▶ [GOAL] State how many lines in the listing below include the word "JSON", and add nothing besides the number.

▶ [GIVEN ENTRIES]

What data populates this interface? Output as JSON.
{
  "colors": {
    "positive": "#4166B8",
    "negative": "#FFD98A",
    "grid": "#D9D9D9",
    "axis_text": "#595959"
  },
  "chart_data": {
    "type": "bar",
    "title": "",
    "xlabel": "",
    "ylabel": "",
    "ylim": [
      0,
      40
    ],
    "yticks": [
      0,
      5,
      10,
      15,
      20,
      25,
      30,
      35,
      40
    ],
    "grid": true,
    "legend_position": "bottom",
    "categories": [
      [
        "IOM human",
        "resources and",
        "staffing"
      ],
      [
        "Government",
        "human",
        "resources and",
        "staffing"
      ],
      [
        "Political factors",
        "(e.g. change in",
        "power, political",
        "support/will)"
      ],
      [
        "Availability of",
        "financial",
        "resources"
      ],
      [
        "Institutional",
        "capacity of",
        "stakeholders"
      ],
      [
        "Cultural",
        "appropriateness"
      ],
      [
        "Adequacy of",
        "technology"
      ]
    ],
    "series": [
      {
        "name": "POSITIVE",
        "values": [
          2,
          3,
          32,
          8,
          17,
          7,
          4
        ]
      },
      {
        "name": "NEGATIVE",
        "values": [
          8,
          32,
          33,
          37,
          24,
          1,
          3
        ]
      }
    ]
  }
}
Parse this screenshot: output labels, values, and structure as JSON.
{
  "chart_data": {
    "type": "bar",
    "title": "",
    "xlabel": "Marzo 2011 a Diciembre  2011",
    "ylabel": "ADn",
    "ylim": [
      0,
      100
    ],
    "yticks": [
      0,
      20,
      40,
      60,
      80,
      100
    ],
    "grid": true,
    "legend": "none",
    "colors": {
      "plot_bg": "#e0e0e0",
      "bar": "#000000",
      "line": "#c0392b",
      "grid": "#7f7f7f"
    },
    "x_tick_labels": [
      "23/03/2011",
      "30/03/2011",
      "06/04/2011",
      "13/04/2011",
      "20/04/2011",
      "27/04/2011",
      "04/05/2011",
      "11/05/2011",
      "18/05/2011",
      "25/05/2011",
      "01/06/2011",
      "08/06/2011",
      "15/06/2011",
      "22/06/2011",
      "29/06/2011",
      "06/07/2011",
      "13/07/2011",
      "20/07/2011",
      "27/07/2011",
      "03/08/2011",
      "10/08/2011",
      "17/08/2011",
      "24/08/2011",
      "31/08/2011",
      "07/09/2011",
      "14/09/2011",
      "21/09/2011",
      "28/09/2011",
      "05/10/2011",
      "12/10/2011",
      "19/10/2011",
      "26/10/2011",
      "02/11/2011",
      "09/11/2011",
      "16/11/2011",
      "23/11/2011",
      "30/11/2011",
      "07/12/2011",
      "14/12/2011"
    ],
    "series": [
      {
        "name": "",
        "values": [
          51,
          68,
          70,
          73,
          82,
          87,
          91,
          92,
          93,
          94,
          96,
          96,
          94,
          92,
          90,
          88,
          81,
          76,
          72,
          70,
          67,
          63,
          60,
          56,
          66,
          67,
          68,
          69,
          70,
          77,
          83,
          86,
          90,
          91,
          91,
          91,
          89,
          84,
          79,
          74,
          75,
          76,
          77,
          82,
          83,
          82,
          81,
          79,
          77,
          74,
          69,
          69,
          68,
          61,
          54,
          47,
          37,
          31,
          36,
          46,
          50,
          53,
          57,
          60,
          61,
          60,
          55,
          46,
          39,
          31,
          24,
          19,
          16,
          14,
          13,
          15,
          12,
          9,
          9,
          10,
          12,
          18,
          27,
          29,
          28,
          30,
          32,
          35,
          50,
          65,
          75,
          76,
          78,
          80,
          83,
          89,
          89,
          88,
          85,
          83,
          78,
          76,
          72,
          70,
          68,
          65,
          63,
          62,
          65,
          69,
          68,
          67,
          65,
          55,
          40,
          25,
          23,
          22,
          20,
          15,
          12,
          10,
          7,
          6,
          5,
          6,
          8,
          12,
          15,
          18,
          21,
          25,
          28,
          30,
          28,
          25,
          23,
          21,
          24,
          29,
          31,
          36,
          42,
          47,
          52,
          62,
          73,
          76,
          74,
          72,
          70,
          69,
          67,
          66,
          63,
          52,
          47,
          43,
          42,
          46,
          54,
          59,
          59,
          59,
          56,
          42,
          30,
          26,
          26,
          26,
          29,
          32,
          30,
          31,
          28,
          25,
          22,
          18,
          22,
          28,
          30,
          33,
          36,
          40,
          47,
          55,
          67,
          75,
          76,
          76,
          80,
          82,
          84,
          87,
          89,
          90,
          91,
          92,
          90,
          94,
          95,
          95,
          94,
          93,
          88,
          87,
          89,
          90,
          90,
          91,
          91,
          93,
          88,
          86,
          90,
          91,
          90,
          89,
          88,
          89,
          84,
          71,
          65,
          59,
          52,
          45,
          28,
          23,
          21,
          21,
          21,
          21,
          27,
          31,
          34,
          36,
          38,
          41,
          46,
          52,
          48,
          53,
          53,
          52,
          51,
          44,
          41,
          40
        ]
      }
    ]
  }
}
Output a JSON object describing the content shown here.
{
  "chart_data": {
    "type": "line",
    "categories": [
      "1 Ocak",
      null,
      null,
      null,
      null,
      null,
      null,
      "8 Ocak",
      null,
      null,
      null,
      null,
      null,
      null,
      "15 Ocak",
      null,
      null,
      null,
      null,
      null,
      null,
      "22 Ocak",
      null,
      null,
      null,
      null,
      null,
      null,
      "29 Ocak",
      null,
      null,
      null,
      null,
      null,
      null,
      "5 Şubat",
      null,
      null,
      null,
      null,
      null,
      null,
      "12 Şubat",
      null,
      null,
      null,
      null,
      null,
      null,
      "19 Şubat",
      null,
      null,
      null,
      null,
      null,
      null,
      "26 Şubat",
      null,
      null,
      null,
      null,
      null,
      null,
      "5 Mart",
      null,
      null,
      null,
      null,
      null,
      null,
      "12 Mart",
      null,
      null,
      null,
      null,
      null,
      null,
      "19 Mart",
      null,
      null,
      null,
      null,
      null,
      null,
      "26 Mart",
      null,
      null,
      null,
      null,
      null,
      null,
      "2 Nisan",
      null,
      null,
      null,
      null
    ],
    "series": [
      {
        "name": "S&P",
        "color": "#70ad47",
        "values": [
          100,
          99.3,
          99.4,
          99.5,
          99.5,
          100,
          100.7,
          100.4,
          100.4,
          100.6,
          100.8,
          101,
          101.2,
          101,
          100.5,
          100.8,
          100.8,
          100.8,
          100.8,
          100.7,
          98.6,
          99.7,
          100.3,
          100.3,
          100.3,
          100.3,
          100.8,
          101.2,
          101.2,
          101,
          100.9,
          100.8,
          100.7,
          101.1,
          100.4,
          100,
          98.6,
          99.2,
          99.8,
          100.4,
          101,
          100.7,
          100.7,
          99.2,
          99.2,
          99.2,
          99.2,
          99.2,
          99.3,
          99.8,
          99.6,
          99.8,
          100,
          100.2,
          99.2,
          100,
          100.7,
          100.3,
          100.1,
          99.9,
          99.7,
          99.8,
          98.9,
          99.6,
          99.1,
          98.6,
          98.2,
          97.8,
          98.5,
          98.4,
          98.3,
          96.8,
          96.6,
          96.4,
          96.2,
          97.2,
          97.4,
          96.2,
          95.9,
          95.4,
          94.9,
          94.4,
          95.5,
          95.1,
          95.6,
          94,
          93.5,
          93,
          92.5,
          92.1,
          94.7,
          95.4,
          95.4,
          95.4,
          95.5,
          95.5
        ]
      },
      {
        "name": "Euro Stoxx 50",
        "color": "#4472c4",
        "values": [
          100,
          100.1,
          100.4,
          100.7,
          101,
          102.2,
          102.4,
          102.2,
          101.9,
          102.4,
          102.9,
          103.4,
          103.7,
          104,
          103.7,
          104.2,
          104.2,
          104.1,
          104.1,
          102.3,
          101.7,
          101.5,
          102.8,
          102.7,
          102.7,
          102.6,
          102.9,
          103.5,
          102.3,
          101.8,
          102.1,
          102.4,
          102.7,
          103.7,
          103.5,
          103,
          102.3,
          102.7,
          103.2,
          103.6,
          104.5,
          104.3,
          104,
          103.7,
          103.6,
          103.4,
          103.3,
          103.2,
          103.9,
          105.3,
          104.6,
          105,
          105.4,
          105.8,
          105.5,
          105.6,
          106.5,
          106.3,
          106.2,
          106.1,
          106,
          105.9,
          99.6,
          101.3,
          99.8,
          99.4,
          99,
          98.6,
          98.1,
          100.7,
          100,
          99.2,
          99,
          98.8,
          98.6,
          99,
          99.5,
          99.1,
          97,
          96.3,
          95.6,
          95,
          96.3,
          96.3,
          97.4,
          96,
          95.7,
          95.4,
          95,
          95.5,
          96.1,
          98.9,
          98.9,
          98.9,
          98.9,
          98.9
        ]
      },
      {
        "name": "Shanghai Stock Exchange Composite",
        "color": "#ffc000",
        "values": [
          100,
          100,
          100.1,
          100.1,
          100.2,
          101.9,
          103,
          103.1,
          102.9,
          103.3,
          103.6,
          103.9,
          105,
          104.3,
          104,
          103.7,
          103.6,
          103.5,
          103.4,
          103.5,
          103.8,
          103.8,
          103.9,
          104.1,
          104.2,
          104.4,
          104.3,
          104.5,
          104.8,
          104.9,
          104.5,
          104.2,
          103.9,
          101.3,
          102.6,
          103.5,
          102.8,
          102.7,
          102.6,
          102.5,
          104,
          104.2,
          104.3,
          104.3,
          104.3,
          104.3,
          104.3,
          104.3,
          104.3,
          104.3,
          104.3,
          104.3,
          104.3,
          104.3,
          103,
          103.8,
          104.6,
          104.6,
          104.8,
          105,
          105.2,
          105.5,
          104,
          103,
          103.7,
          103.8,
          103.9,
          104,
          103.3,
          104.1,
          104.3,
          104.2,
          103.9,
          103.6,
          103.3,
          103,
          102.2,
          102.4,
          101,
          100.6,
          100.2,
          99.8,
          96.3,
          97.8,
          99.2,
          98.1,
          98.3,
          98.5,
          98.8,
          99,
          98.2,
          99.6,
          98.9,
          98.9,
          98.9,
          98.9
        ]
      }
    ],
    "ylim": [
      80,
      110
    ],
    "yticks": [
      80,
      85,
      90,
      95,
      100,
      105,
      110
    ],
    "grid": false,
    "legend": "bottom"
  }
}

▶ [CORRECT RESULT] 3